(Dataset entries on figures)
--*--

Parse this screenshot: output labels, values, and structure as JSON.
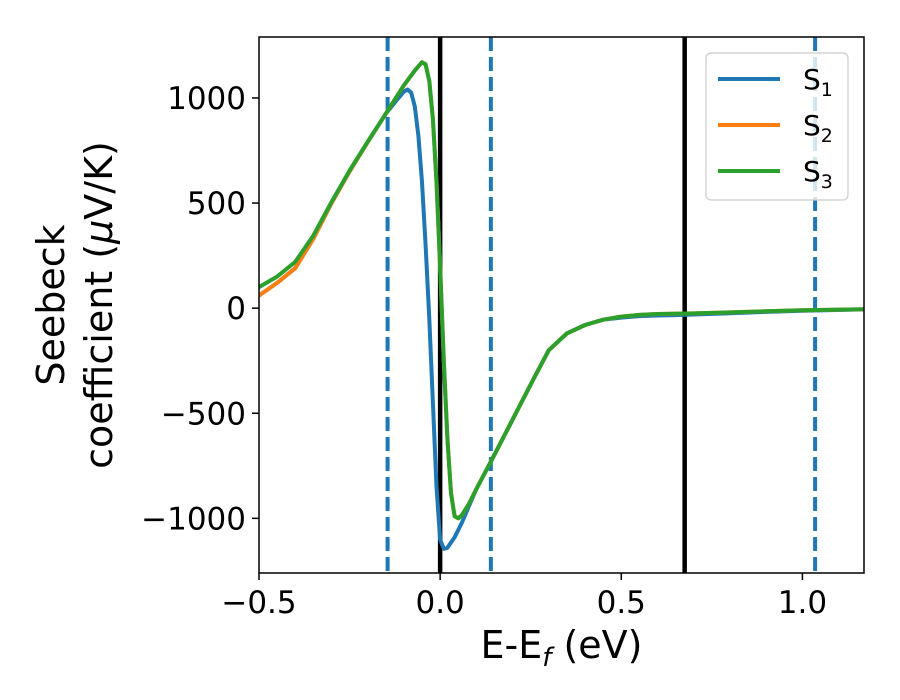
{
  "chart_data": {
    "type": "line",
    "title": "",
    "xlabel": "E-E",
    "xlabel_sub": "f",
    "xlabel_unit": " (eV)",
    "ylabel_line1": "Seebeck",
    "ylabel_line2_pre": "coefficient  (",
    "ylabel_mu": "μ",
    "ylabel_line2_post": "V/K)",
    "xlim": [
      -0.5,
      1.17
    ],
    "ylim": [
      -1260,
      1290
    ],
    "x_ticks": [
      -0.5,
      0.0,
      0.5,
      1.0
    ],
    "x_tick_labels": [
      "−0.5",
      "0.0",
      "0.5",
      "1.0"
    ],
    "y_ticks": [
      1000,
      500,
      0,
      -500,
      -1000
    ],
    "y_tick_labels": [
      "1000",
      "500",
      "0",
      "−500",
      "−1000"
    ],
    "grid": false,
    "legend_position": "top-right",
    "series": [
      {
        "name": "S",
        "sub": "1",
        "color": "#1f77b4",
        "x": [
          -0.5,
          -0.45,
          -0.4,
          -0.35,
          -0.3,
          -0.25,
          -0.2,
          -0.15,
          -0.12,
          -0.1,
          -0.09,
          -0.08,
          -0.07,
          -0.06,
          -0.05,
          -0.04,
          -0.03,
          -0.02,
          -0.01,
          0.0,
          0.01,
          0.02,
          0.04,
          0.06,
          0.08,
          0.1,
          0.14,
          0.2,
          0.26,
          0.3,
          0.35,
          0.4,
          0.45,
          0.5,
          0.55,
          0.6,
          0.65,
          0.7,
          0.8,
          0.9,
          1.0,
          1.17
        ],
        "y": [
          60,
          120,
          190,
          330,
          500,
          650,
          790,
          925,
          990,
          1030,
          1040,
          1025,
          960,
          820,
          600,
          300,
          -50,
          -450,
          -850,
          -1100,
          -1145,
          -1140,
          -1090,
          -1020,
          -940,
          -860,
          -730,
          -530,
          -330,
          -200,
          -120,
          -80,
          -55,
          -45,
          -38,
          -35,
          -33,
          -30,
          -24,
          -18,
          -12,
          -6
        ]
      },
      {
        "name": "S",
        "sub": "2",
        "color": "#ff7f0e",
        "x": [
          -0.5,
          -0.45,
          -0.4,
          -0.35,
          -0.3,
          -0.25,
          -0.2,
          -0.15,
          -0.1,
          -0.07,
          -0.05,
          -0.04,
          -0.03,
          -0.02,
          -0.01,
          0.0,
          0.01,
          0.02,
          0.03,
          0.04,
          0.05,
          0.06,
          0.08,
          0.1,
          0.14,
          0.2,
          0.26,
          0.3,
          0.35,
          0.4,
          0.45,
          0.5,
          0.55,
          0.6,
          0.7,
          0.8,
          0.9,
          1.0,
          1.17
        ],
        "y": [
          60,
          120,
          190,
          330,
          500,
          650,
          790,
          925,
          1060,
          1130,
          1170,
          1160,
          1080,
          900,
          600,
          200,
          -250,
          -620,
          -880,
          -990,
          -1000,
          -985,
          -930,
          -860,
          -730,
          -530,
          -330,
          -200,
          -120,
          -80,
          -55,
          -40,
          -32,
          -28,
          -25,
          -20,
          -15,
          -10,
          -5
        ]
      },
      {
        "name": "S",
        "sub": "3",
        "color": "#2ca02c",
        "x": [
          -0.5,
          -0.45,
          -0.4,
          -0.35,
          -0.3,
          -0.25,
          -0.2,
          -0.15,
          -0.1,
          -0.07,
          -0.05,
          -0.04,
          -0.03,
          -0.02,
          -0.01,
          0.0,
          0.01,
          0.02,
          0.03,
          0.04,
          0.05,
          0.06,
          0.08,
          0.1,
          0.14,
          0.2,
          0.26,
          0.3,
          0.35,
          0.4,
          0.45,
          0.5,
          0.55,
          0.6,
          0.7,
          0.8,
          0.9,
          1.0,
          1.17
        ],
        "y": [
          100,
          150,
          220,
          345,
          505,
          655,
          792,
          925,
          1060,
          1130,
          1170,
          1160,
          1080,
          900,
          600,
          200,
          -250,
          -620,
          -880,
          -990,
          -1000,
          -985,
          -930,
          -860,
          -730,
          -530,
          -330,
          -200,
          -120,
          -80,
          -55,
          -40,
          -32,
          -28,
          -25,
          -20,
          -15,
          -10,
          -5
        ]
      }
    ],
    "vlines": [
      {
        "x": -0.145,
        "style": "dashed",
        "color": "#1f77b4"
      },
      {
        "x": 0.0,
        "style": "solid",
        "color": "#000000"
      },
      {
        "x": 0.14,
        "style": "dashed",
        "color": "#1f77b4"
      },
      {
        "x": 0.675,
        "style": "solid",
        "color": "#000000"
      },
      {
        "x": 1.035,
        "style": "dashed",
        "color": "#1f77b4"
      }
    ]
  }
}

--*--

## [Aim of the exercise]
All of the records above must be copied exactly, except for the pictures.

## [Finished exercise]
Parse this screenshot: output labels, values, and structure as JSON.
{
  "chart_data": {
    "type": "line",
    "title": "",
    "xlabel": "E-E",
    "xlabel_sub": "f",
    "xlabel_unit": " (eV)",
    "ylabel_line1": "Seebeck",
    "ylabel_line2_pre": "coefficient  (",
    "ylabel_mu": "μ",
    "ylabel_line2_post": "V/K)",
    "xlim": [
      -0.5,
      1.17
    ],
    "ylim": [
      -1260,
      1290
    ],
    "x_ticks": [
      -0.5,
      0.0,
      0.5,
      1.0
    ],
    "x_tick_labels": [
      "−0.5",
      "0.0",
      "0.5",
      "1.0"
    ],
    "y_ticks": [
      1000,
      500,
      0,
      -500,
      -1000
    ],
    "y_tick_labels": [
      "1000",
      "500",
      "0",
      "−500",
      "−1000"
    ],
    "grid": false,
    "legend_position": "top-right",
    "series": [
      {
        "name": "S",
        "sub": "1",
        "color": "#1f77b4",
        "x": [
          -0.5,
          -0.45,
          -0.4,
          -0.35,
          -0.3,
          -0.25,
          -0.2,
          -0.15,
          -0.12,
          -0.1,
          -0.09,
          -0.08,
          -0.07,
          -0.06,
          -0.05,
          -0.04,
          -0.03,
          -0.02,
          -0.01,
          0.0,
          0.01,
          0.02,
          0.04,
          0.06,
          0.08,
          0.1,
          0.14,
          0.2,
          0.26,
          0.3,
          0.35,
          0.4,
          0.45,
          0.5,
          0.55,
          0.6,
          0.65,
          0.7,
          0.8,
          0.9,
          1.0,
          1.17
        ],
        "y": [
          60,
          120,
          190,
          330,
          500,
          650,
          790,
          925,
          990,
          1030,
          1040,
          1025,
          960,
          820,
          600,
          300,
          -50,
          -450,
          -850,
          -1100,
          -1145,
          -1140,
          -1090,
          -1020,
          -940,
          -860,
          -730,
          -530,
          -330,
          -200,
          -120,
          -80,
          -55,
          -45,
          -38,
          -35,
          -33,
          -30,
          -24,
          -18,
          -12,
          -6
        ]
      },
      {
        "name": "S",
        "sub": "2",
        "color": "#ff7f0e",
        "x": [
          -0.5,
          -0.45,
          -0.4,
          -0.35,
          -0.3,
          -0.25,
          -0.2,
          -0.15,
          -0.1,
          -0.07,
          -0.05,
          -0.04,
          -0.03,
          -0.02,
          -0.01,
          0.0,
          0.01,
          0.02,
          0.03,
          0.04,
          0.05,
          0.06,
          0.08,
          0.1,
          0.14,
          0.2,
          0.26,
          0.3,
          0.35,
          0.4,
          0.45,
          0.5,
          0.55,
          0.6,
          0.7,
          0.8,
          0.9,
          1.0,
          1.17
        ],
        "y": [
          60,
          120,
          190,
          330,
          500,
          650,
          790,
          925,
          1060,
          1130,
          1170,
          1160,
          1080,
          900,
          600,
          200,
          -250,
          -620,
          -880,
          -990,
          -1000,
          -985,
          -930,
          -860,
          -730,
          -530,
          -330,
          -200,
          -120,
          -80,
          -55,
          -40,
          -32,
          -28,
          -25,
          -20,
          -15,
          -10,
          -5
        ]
      },
      {
        "name": "S",
        "sub": "3",
        "color": "#2ca02c",
        "x": [
          -0.5,
          -0.45,
          -0.4,
          -0.35,
          -0.3,
          -0.25,
          -0.2,
          -0.15,
          -0.1,
          -0.07,
          -0.05,
          -0.04,
          -0.03,
          -0.02,
          -0.01,
          0.0,
          0.01,
          0.02,
          0.03,
          0.04,
          0.05,
          0.06,
          0.08,
          0.1,
          0.14,
          0.2,
          0.26,
          0.3,
          0.35,
          0.4,
          0.45,
          0.5,
          0.55,
          0.6,
          0.7,
          0.8,
          0.9,
          1.0,
          1.17
        ],
        "y": [
          100,
          150,
          220,
          345,
          505,
          655,
          792,
          925,
          1060,
          1130,
          1170,
          1160,
          1080,
          900,
          600,
          200,
          -250,
          -620,
          -880,
          -990,
          -1000,
          -985,
          -930,
          -860,
          -730,
          -530,
          -330,
          -200,
          -120,
          -80,
          -55,
          -40,
          -32,
          -28,
          -25,
          -20,
          -15,
          -10,
          -5
        ]
      }
    ],
    "vlines": [
      {
        "x": -0.145,
        "style": "dashed",
        "color": "#1f77b4"
      },
      {
        "x": 0.0,
        "style": "solid",
        "color": "#000000"
      },
      {
        "x": 0.14,
        "style": "dashed",
        "color": "#1f77b4"
      },
      {
        "x": 0.675,
        "style": "solid",
        "color": "#000000"
      },
      {
        "x": 1.035,
        "style": "dashed",
        "color": "#1f77b4"
      }
    ]
  }
}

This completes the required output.